**Given instruction**
Please rewrite the material below, swapping every "cloud-bull-segment" for "cloud-bullish-segment" and leaving everything else unchanged.

**Exercise inputs**
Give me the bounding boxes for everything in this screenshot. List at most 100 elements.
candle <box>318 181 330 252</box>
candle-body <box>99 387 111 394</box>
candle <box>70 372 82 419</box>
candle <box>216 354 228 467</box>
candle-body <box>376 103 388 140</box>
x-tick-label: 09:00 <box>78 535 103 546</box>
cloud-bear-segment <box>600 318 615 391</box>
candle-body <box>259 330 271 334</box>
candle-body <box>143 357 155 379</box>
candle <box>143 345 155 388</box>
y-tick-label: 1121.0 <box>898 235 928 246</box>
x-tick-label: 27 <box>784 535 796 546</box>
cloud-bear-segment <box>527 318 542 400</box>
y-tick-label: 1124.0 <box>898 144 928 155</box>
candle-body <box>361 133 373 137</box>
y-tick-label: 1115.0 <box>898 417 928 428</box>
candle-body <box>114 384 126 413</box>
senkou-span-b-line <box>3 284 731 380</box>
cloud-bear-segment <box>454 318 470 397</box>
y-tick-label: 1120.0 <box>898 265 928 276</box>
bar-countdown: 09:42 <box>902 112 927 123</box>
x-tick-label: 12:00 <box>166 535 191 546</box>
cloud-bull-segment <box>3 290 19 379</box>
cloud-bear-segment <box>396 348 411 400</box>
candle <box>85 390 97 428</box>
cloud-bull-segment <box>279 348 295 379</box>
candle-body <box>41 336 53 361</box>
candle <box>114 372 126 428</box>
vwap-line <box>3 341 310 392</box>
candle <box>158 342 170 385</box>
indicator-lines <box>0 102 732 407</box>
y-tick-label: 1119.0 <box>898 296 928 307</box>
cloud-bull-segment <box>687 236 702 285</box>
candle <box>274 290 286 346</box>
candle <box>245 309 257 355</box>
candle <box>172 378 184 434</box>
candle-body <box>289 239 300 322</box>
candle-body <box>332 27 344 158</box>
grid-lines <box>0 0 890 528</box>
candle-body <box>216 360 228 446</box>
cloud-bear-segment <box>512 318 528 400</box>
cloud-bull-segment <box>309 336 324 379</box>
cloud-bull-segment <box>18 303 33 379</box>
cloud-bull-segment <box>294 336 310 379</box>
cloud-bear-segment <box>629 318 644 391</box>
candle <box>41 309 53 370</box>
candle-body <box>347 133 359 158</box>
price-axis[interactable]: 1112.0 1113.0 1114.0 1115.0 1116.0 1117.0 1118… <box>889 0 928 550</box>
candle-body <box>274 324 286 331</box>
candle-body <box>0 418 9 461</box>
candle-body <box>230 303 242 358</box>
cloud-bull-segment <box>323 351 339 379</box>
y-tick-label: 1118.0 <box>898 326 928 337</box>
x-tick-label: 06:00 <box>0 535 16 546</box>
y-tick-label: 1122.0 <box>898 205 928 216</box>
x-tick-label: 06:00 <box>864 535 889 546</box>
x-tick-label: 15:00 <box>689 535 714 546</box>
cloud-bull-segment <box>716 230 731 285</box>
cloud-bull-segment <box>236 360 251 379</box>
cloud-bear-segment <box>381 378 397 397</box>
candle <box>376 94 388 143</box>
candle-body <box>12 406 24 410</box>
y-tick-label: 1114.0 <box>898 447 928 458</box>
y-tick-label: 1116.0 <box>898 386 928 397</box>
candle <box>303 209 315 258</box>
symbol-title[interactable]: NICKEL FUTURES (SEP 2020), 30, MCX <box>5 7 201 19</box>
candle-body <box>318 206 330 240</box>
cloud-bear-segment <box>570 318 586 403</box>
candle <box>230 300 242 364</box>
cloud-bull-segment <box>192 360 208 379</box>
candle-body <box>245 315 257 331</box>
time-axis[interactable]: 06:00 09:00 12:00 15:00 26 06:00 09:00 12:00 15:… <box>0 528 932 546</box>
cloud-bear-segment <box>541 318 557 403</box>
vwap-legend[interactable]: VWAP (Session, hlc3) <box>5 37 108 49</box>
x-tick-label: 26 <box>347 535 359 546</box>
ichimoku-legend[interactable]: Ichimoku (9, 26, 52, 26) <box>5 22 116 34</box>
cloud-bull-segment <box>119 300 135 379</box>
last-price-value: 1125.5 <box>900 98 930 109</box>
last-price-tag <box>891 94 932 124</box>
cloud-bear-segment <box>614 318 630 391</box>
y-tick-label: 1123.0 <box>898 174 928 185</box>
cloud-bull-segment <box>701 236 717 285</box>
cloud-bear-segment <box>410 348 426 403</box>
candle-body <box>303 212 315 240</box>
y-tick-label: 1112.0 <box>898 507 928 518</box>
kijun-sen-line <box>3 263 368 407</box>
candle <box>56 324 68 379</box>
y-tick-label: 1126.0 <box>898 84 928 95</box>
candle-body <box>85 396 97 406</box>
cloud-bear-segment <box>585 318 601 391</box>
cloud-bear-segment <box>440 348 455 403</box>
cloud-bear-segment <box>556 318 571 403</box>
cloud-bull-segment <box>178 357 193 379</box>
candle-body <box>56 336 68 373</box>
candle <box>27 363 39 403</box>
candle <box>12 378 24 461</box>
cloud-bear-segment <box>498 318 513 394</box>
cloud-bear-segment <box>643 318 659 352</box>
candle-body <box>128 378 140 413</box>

**Answer to this exercise**
Give me the bounding boxes for everything in this screenshot. List at most 100 elements.
candle <box>318 181 330 252</box>
candle-body <box>99 387 111 394</box>
candle <box>70 372 82 419</box>
candle <box>216 354 228 467</box>
candle-body <box>376 103 388 140</box>
x-tick-label: 09:00 <box>78 535 103 546</box>
cloud-bear-segment <box>600 318 615 391</box>
candle-body <box>259 330 271 334</box>
candle-body <box>143 357 155 379</box>
candle <box>143 345 155 388</box>
y-tick-label: 1121.0 <box>898 235 928 246</box>
x-tick-label: 27 <box>784 535 796 546</box>
cloud-bear-segment <box>527 318 542 400</box>
y-tick-label: 1124.0 <box>898 144 928 155</box>
candle-body <box>361 133 373 137</box>
y-tick-label: 1115.0 <box>898 417 928 428</box>
candle-body <box>114 384 126 413</box>
senkou-span-b-line <box>3 284 731 380</box>
cloud-bear-segment <box>454 318 470 397</box>
y-tick-label: 1120.0 <box>898 265 928 276</box>
bar-countdown: 09:42 <box>902 112 927 123</box>
x-tick-label: 12:00 <box>166 535 191 546</box>
cloud-bullish-segment <box>3 290 19 379</box>
cloud-bear-segment <box>396 348 411 400</box>
candle <box>85 390 97 428</box>
cloud-bullish-segment <box>279 348 295 379</box>
candle-body <box>41 336 53 361</box>
candle <box>114 372 126 428</box>
vwap-line <box>3 341 310 392</box>
candle <box>158 342 170 385</box>
indicator-lines <box>0 102 732 407</box>
y-tick-label: 1119.0 <box>898 296 928 307</box>
cloud-bullish-segment <box>687 236 702 285</box>
candle <box>274 290 286 346</box>
candle <box>245 309 257 355</box>
candle <box>172 378 184 434</box>
candle-body <box>289 239 300 322</box>
candle-body <box>332 27 344 158</box>
grid-lines <box>0 0 890 528</box>
candle-body <box>216 360 228 446</box>
cloud-bear-segment <box>512 318 528 400</box>
cloud-bullish-segment <box>309 336 324 379</box>
cloud-bullish-segment <box>18 303 33 379</box>
cloud-bullish-segment <box>294 336 310 379</box>
cloud-bear-segment <box>629 318 644 391</box>
candle <box>41 309 53 370</box>
candle-body <box>347 133 359 158</box>
price-axis[interactable]: 1112.0 1113.0 1114.0 1115.0 1116.0 1117.0 1118… <box>889 0 928 550</box>
candle-body <box>274 324 286 331</box>
candle-body <box>0 418 9 461</box>
candle-body <box>230 303 242 358</box>
cloud-bullish-segment <box>323 351 339 379</box>
y-tick-label: 1118.0 <box>898 326 928 337</box>
x-tick-label: 06:00 <box>0 535 16 546</box>
y-tick-label: 1122.0 <box>898 205 928 216</box>
x-tick-label: 06:00 <box>864 535 889 546</box>
x-tick-label: 15:00 <box>689 535 714 546</box>
cloud-bullish-segment <box>716 230 731 285</box>
cloud-bullish-segment <box>236 360 251 379</box>
cloud-bear-segment <box>381 378 397 397</box>
candle <box>376 94 388 143</box>
candle-body <box>12 406 24 410</box>
y-tick-label: 1114.0 <box>898 447 928 458</box>
y-tick-label: 1116.0 <box>898 386 928 397</box>
candle <box>303 209 315 258</box>
symbol-title[interactable]: NICKEL FUTURES (SEP 2020), 30, MCX <box>5 7 201 19</box>
candle-body <box>318 206 330 240</box>
cloud-bear-segment <box>570 318 586 403</box>
candle <box>230 300 242 364</box>
cloud-bullish-segment <box>192 360 208 379</box>
candle-body <box>245 315 257 331</box>
time-axis[interactable]: 06:00 09:00 12:00 15:00 26 06:00 09:00 12:00 15:… <box>0 528 932 546</box>
cloud-bear-segment <box>541 318 557 403</box>
vwap-legend[interactable]: VWAP (Session, hlc3) <box>5 37 108 49</box>
x-tick-label: 26 <box>347 535 359 546</box>
ichimoku-legend[interactable]: Ichimoku (9, 26, 52, 26) <box>5 22 116 34</box>
cloud-bullish-segment <box>119 300 135 379</box>
last-price-value: 1125.5 <box>900 98 930 109</box>
last-price-tag <box>891 94 932 124</box>
cloud-bear-segment <box>614 318 630 391</box>
y-tick-label: 1123.0 <box>898 174 928 185</box>
cloud-bullish-segment <box>701 236 717 285</box>
cloud-bear-segment <box>410 348 426 403</box>
candle-body <box>303 212 315 240</box>
y-tick-label: 1112.0 <box>898 507 928 518</box>
kijun-sen-line <box>3 263 368 407</box>
candle <box>56 324 68 379</box>
y-tick-label: 1126.0 <box>898 84 928 95</box>
candle-body <box>85 396 97 406</box>
cloud-bear-segment <box>585 318 601 391</box>
cloud-bear-segment <box>440 348 455 403</box>
cloud-bear-segment <box>556 318 571 403</box>
cloud-bullish-segment <box>178 357 193 379</box>
candle-body <box>56 336 68 373</box>
candle <box>27 363 39 403</box>
candle <box>12 378 24 461</box>
cloud-bear-segment <box>498 318 513 394</box>
cloud-bear-segment <box>643 318 659 352</box>
candle-body <box>128 378 140 413</box>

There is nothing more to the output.